Aim of the exercise: Keep only the lines of the listing that include the word "employers", and copy them.

----------

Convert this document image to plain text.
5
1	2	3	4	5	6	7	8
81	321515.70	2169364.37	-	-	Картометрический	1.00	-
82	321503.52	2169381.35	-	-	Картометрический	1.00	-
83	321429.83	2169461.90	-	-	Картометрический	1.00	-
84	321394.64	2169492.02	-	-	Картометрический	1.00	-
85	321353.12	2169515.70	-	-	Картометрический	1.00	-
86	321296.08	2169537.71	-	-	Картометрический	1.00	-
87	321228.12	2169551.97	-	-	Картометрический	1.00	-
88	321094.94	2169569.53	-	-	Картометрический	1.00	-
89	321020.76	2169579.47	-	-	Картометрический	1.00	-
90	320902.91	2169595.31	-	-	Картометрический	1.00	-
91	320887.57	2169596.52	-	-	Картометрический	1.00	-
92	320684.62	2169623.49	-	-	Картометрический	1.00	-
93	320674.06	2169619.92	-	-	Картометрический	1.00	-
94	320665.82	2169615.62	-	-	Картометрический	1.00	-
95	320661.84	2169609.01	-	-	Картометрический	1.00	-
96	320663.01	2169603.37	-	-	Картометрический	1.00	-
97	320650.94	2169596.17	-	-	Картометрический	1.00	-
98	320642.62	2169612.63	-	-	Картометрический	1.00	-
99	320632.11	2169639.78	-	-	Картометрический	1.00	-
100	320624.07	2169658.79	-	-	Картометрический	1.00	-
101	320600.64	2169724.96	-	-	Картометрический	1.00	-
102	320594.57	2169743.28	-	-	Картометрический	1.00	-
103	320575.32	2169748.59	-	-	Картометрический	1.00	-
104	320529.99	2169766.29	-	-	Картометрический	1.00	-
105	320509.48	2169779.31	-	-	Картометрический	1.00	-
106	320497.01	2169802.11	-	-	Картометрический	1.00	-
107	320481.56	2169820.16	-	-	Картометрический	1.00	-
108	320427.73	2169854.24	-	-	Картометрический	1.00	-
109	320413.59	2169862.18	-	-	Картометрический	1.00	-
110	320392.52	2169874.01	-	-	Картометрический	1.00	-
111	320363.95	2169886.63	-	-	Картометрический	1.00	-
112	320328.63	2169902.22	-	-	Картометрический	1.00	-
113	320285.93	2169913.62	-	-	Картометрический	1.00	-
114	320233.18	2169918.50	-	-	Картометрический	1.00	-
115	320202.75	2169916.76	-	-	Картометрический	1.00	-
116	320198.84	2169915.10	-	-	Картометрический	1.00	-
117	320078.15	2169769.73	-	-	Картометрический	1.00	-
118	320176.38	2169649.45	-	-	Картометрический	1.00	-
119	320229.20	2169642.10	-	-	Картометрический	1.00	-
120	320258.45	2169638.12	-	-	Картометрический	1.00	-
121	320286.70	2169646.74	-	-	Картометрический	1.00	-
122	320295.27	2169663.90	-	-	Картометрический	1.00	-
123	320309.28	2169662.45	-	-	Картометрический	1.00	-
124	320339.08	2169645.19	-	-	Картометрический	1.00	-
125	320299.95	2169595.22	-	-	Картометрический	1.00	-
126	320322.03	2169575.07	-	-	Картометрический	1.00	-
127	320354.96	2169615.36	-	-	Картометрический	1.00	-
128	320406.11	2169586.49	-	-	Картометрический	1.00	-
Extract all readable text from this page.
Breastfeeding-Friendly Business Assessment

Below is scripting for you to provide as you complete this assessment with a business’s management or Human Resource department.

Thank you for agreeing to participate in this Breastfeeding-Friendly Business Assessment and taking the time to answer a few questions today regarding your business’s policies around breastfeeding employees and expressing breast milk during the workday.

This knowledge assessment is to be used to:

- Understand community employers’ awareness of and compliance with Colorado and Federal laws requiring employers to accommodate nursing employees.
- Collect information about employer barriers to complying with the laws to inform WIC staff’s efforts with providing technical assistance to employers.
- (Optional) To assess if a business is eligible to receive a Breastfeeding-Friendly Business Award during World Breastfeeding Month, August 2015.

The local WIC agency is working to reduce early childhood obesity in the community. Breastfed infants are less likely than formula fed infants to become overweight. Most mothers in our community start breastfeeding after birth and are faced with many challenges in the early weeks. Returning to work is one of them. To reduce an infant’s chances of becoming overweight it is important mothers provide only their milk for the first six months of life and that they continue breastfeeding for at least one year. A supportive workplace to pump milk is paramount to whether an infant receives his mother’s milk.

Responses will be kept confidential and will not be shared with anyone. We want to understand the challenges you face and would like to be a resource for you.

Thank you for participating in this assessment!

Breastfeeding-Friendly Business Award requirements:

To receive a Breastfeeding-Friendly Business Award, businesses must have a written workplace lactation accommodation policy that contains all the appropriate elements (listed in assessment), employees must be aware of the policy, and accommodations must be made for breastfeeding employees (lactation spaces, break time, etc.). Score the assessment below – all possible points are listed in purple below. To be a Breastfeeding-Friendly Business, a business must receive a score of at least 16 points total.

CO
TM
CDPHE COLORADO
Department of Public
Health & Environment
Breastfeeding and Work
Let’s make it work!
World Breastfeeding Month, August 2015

----------

Full response:
- Understand community employers’ awareness of and compliance with Colorado and Federal laws requiring employers to accommodate nursing employees.
- Collect information about employer barriers to complying with the laws to inform WIC staff’s efforts with providing technical assistance to employers.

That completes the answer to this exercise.